## Start INFORMATION PROVIDED
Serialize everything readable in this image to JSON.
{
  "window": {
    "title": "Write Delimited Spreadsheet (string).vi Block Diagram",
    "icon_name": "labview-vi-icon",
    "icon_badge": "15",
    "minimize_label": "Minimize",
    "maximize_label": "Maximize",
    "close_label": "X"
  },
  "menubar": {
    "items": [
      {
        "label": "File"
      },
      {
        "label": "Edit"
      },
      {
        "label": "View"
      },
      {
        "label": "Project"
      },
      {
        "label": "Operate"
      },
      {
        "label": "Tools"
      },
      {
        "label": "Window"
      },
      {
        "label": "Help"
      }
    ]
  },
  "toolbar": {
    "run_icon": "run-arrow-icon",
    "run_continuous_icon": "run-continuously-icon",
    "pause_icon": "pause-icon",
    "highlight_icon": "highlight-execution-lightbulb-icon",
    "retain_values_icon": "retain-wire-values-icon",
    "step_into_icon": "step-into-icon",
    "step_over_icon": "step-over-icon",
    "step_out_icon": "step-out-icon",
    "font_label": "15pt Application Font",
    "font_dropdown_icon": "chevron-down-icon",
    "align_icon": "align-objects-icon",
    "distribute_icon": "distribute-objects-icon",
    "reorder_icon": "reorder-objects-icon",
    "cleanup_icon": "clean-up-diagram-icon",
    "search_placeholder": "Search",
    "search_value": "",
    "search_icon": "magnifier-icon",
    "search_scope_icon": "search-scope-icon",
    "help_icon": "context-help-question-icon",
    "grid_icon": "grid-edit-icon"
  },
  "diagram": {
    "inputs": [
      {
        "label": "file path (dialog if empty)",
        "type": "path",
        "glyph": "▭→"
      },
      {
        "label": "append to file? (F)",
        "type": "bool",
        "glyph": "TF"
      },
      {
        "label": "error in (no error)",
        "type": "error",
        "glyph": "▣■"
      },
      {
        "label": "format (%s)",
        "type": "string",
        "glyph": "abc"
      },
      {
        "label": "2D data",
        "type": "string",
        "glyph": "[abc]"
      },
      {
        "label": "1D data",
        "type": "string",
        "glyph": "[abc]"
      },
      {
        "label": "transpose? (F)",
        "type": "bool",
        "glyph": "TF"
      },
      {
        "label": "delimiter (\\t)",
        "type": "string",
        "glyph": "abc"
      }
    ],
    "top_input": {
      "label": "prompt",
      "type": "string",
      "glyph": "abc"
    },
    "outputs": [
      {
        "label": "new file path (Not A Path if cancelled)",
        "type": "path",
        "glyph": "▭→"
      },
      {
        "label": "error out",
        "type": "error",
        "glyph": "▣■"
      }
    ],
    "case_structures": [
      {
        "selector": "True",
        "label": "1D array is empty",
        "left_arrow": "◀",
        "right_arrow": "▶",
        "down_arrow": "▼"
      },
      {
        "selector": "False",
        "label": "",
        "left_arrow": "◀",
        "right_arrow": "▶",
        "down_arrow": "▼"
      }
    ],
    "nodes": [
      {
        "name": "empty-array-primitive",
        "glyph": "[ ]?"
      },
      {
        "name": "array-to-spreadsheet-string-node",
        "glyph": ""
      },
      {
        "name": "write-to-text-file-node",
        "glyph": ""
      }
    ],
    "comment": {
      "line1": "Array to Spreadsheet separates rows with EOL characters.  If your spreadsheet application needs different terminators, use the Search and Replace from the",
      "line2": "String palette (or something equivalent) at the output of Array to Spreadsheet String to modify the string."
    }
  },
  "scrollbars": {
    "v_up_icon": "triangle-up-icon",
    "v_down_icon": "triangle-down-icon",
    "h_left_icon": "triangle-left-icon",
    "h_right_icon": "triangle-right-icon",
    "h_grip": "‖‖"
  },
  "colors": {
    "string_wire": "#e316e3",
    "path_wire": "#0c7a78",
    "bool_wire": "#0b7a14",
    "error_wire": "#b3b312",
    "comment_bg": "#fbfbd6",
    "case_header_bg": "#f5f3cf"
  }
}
## End INFORMATION PROVIDED
Give back each line above precisely as it stands.

◆ WRITTEN SOLUTION
Serialize everything readable in this image to JSON.
{
  "window": {
    "title": "Write Delimited Spreadsheet (string).vi Block Diagram",
    "icon_name": "labview-vi-icon",
    "icon_badge": "15",
    "minimize_label": "Minimize",
    "maximize_label": "Maximize",
    "close_label": "X"
  },
  "menubar": {
    "items": [
      {
        "label": "File"
      },
      {
        "label": "Edit"
      },
      {
        "label": "View"
      },
      {
        "label": "Project"
      },
      {
        "label": "Operate"
      },
      {
        "label": "Tools"
      },
      {
        "label": "Window"
      },
      {
        "label": "Help"
      }
    ]
  },
  "toolbar": {
    "run_icon": "run-arrow-icon",
    "run_continuous_icon": "run-continuously-icon",
    "pause_icon": "pause-icon",
    "highlight_icon": "highlight-execution-lightbulb-icon",
    "retain_values_icon": "retain-wire-values-icon",
    "step_into_icon": "step-into-icon",
    "step_over_icon": "step-over-icon",
    "step_out_icon": "step-out-icon",
    "font_label": "15pt Application Font",
    "font_dropdown_icon": "chevron-down-icon",
    "align_icon": "align-objects-icon",
    "distribute_icon": "distribute-objects-icon",
    "reorder_icon": "reorder-objects-icon",
    "cleanup_icon": "clean-up-diagram-icon",
    "search_placeholder": "Search",
    "search_value": "",
    "search_icon": "magnifier-icon",
    "search_scope_icon": "search-scope-icon",
    "help_icon": "context-help-question-icon",
    "grid_icon": "grid-edit-icon"
  },
  "diagram": {
    "inputs": [
      {
        "label": "file path (dialog if empty)",
        "type": "path",
        "glyph": "▭→"
      },
      {
        "label": "append to file? (F)",
        "type": "bool",
        "glyph": "TF"
      },
      {
        "label": "error in (no error)",
        "type": "error",
        "glyph": "▣■"
      },
      {
        "label": "format (%s)",
        "type": "string",
        "glyph": "abc"
      },
      {
        "label": "2D data",
        "type": "string",
        "glyph": "[abc]"
      },
      {
        "label": "1D data",
        "type": "string",
        "glyph": "[abc]"
      },
      {
        "label": "transpose? (F)",
        "type": "bool",
        "glyph": "TF"
      },
      {
        "label": "delimiter (\\t)",
        "type": "string",
        "glyph": "abc"
      }
    ],
    "top_input": {
      "label": "prompt",
      "type": "string",
      "glyph": "abc"
    },
    "outputs": [
      {
        "label": "new file path (Not A Path if cancelled)",
        "type": "path",
        "glyph": "▭→"
      },
      {
        "label": "error out",
        "type": "error",
        "glyph": "▣■"
      }
    ],
    "case_structures": [
      {
        "selector": "True",
        "label": "1D array is empty",
        "left_arrow": "◀",
        "right_arrow": "▶",
        "down_arrow": "▼"
      },
      {
        "selector": "False",
        "label": "",
        "left_arrow": "◀",
        "right_arrow": "▶",
        "down_arrow": "▼"
      }
    ],
    "nodes": [
      {
        "name": "empty-array-primitive",
        "glyph": "[ ]?"
      },
      {
        "name": "array-to-spreadsheet-string-node",
        "glyph": ""
      },
      {
        "name": "write-to-text-file-node",
        "glyph": ""
      }
    ],
    "comment": {
      "line1": "Array to Spreadsheet separates rows with EOL characters.  If your spreadsheet application needs different terminators, use the Search and Replace from the",
      "line2": "String palette (or something equivalent) at the output of Array to Spreadsheet String to modify the string."
    }
  },
  "scrollbars": {
    "v_up_icon": "triangle-up-icon",
    "v_down_icon": "triangle-down-icon",
    "h_left_icon": "triangle-left-icon",
    "h_right_icon": "triangle-right-icon",
    "h_grip": "‖‖"
  },
  "colors": {
    "string_wire": "#e316e3",
    "path_wire": "#0c7a78",
    "bool_wire": "#0b7a14",
    "error_wire": "#b3b312",
    "comment_bg": "#fbfbd6",
    "case_header_bg": "#f5f3cf"
  }
}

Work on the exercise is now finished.